Your objective -
Type out the records that follow, exactly as given.

[Dataset entries]

START

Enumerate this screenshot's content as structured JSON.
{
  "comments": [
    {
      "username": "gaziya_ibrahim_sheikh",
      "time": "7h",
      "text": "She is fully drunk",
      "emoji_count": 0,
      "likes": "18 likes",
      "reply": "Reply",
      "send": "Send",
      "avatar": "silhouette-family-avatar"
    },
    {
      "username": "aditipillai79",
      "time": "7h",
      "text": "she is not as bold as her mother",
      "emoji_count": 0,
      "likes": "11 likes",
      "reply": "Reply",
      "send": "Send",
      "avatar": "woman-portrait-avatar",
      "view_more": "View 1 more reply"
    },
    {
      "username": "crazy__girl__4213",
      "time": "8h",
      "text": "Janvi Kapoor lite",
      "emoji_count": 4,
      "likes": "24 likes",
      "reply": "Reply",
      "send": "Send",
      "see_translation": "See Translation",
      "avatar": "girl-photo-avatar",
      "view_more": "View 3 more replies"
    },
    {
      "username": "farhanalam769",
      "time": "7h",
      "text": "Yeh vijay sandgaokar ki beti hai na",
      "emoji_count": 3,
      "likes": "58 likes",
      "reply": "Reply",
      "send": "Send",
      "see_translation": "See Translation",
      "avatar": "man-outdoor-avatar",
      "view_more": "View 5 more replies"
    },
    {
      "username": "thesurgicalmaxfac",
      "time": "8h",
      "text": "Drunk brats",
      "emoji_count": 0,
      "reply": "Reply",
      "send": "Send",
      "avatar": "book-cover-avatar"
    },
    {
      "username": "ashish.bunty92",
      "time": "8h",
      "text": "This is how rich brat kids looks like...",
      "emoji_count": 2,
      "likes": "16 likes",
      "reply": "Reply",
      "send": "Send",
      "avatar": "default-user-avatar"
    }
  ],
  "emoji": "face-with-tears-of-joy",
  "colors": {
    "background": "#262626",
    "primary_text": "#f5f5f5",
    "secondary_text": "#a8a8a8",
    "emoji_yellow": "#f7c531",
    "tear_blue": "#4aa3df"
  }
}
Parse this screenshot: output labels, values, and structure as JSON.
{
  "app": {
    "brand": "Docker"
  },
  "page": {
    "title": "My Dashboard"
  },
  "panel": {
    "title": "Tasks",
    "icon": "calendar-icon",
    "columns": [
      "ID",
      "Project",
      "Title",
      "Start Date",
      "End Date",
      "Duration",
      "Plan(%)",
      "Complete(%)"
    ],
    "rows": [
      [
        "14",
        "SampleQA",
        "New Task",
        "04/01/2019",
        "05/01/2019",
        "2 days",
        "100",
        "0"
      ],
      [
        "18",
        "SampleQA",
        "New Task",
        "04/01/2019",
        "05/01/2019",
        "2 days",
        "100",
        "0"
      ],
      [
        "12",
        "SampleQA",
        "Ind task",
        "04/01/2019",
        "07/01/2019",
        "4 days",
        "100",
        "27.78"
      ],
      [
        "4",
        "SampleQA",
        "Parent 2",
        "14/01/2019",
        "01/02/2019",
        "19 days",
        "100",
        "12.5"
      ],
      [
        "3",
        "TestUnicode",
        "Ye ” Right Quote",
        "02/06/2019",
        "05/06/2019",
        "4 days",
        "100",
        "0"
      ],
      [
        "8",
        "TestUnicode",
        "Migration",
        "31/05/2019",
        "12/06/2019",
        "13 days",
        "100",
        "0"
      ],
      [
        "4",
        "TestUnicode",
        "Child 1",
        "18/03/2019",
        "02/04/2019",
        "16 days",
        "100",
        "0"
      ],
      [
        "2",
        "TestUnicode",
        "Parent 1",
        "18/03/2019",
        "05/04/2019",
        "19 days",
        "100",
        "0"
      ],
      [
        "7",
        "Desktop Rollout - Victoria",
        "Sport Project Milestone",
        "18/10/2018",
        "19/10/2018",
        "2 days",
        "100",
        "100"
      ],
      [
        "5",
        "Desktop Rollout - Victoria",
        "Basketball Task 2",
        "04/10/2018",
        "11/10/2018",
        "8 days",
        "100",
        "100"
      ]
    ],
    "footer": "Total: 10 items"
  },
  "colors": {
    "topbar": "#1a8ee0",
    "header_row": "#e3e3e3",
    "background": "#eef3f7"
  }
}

END

Task answer -
Enumerate this screenshot's content as structured JSON.
{
  "comments": [
    {
      "username": "gaziya_ibrahim_sheikh",
      "time": "7h",
      "text": "She is fully drunk",
      "emoji_count": 0,
      "likes": "18 likes",
      "reply": "Reply",
      "send": "Send",
      "avatar": "silhouette-family-avatar"
    },
    {
      "username": "aditipillai79",
      "time": "7h",
      "text": "she is not as bold as her mother",
      "emoji_count": 0,
      "likes": "11 likes",
      "reply": "Reply",
      "send": "Send",
      "avatar": "woman-portrait-avatar",
      "view_more": "View 1 more reply"
    },
    {
      "username": "crazy__girl__4213",
      "time": "8h",
      "text": "Janvi Kapoor lite",
      "emoji_count": 4,
      "likes": "24 likes",
      "reply": "Reply",
      "send": "Send",
      "see_translation": "See Translation",
      "avatar": "girl-photo-avatar",
      "view_more": "View 3 more replies"
    },
    {
      "username": "farhanalam769",
      "time": "7h",
      "text": "Yeh vijay sandgaokar ki beti hai na",
      "emoji_count": 3,
      "likes": "58 likes",
      "reply": "Reply",
      "send": "Send",
      "see_translation": "See Translation",
      "avatar": "man-outdoor-avatar",
      "view_more": "View 5 more replies"
    },
    {
      "username": "thesurgicalmaxfac",
      "time": "8h",
      "text": "Drunk brats",
      "emoji_count": 0,
      "reply": "Reply",
      "send": "Send",
      "avatar": "book-cover-avatar"
    },
    {
      "username": "ashish.bunty92",
      "time": "8h",
      "text": "This is how rich brat kids looks like...",
      "emoji_count": 2,
      "likes": "16 likes",
      "reply": "Reply",
      "send": "Send",
      "avatar": "default-user-avatar"
    }
  ],
  "emoji": "face-with-tears-of-joy",
  "colors": {
    "background": "#262626",
    "primary_text": "#f5f5f5",
    "secondary_text": "#a8a8a8",
    "emoji_yellow": "#f7c531",
    "tear_blue": "#4aa3df"
  }
}
Parse this screenshot: output labels, values, and structure as JSON.
{
  "app": {
    "brand": "Docker"
  },
  "page": {
    "title": "My Dashboard"
  },
  "panel": {
    "title": "Tasks",
    "icon": "calendar-icon",
    "columns": [
      "ID",
      "Project",
      "Title",
      "Start Date",
      "End Date",
      "Duration",
      "Plan(%)",
      "Complete(%)"
    ],
    "rows": [
      [
        "14",
        "SampleQA",
        "New Task",
        "04/01/2019",
        "05/01/2019",
        "2 days",
        "100",
        "0"
      ],
      [
        "18",
        "SampleQA",
        "New Task",
        "04/01/2019",
        "05/01/2019",
        "2 days",
        "100",
        "0"
      ],
      [
        "12",
        "SampleQA",
        "Ind task",
        "04/01/2019",
        "07/01/2019",
        "4 days",
        "100",
        "27.78"
      ],
      [
        "4",
        "SampleQA",
        "Parent 2",
        "14/01/2019",
        "01/02/2019",
        "19 days",
        "100",
        "12.5"
      ],
      [
        "3",
        "TestUnicode",
        "Ye ” Right Quote",
        "02/06/2019",
        "05/06/2019",
        "4 days",
        "100",
        "0"
      ],
      [
        "8",
        "TestUnicode",
        "Migration",
        "31/05/2019",
        "12/06/2019",
        "13 days",
        "100",
        "0"
      ],
      [
        "4",
        "TestUnicode",
        "Child 1",
        "18/03/2019",
        "02/04/2019",
        "16 days",
        "100",
        "0"
      ],
      [
        "2",
        "TestUnicode",
        "Parent 1",
        "18/03/2019",
        "05/04/2019",
        "19 days",
        "100",
        "0"
      ],
      [
        "7",
        "Desktop Rollout - Victoria",
        "Sport Project Milestone",
        "18/10/2018",
        "19/10/2018",
        "2 days",
        "100",
        "100"
      ],
      [
        "5",
        "Desktop Rollout - Victoria",
        "Basketball Task 2",
        "04/10/2018",
        "11/10/2018",
        "8 days",
        "100",
        "100"
      ]
    ],
    "footer": "Total: 10 items"
  },
  "colors": {
    "topbar": "#1a8ee0",
    "header_row": "#e3e3e3",
    "background": "#eef3f7"
  }
}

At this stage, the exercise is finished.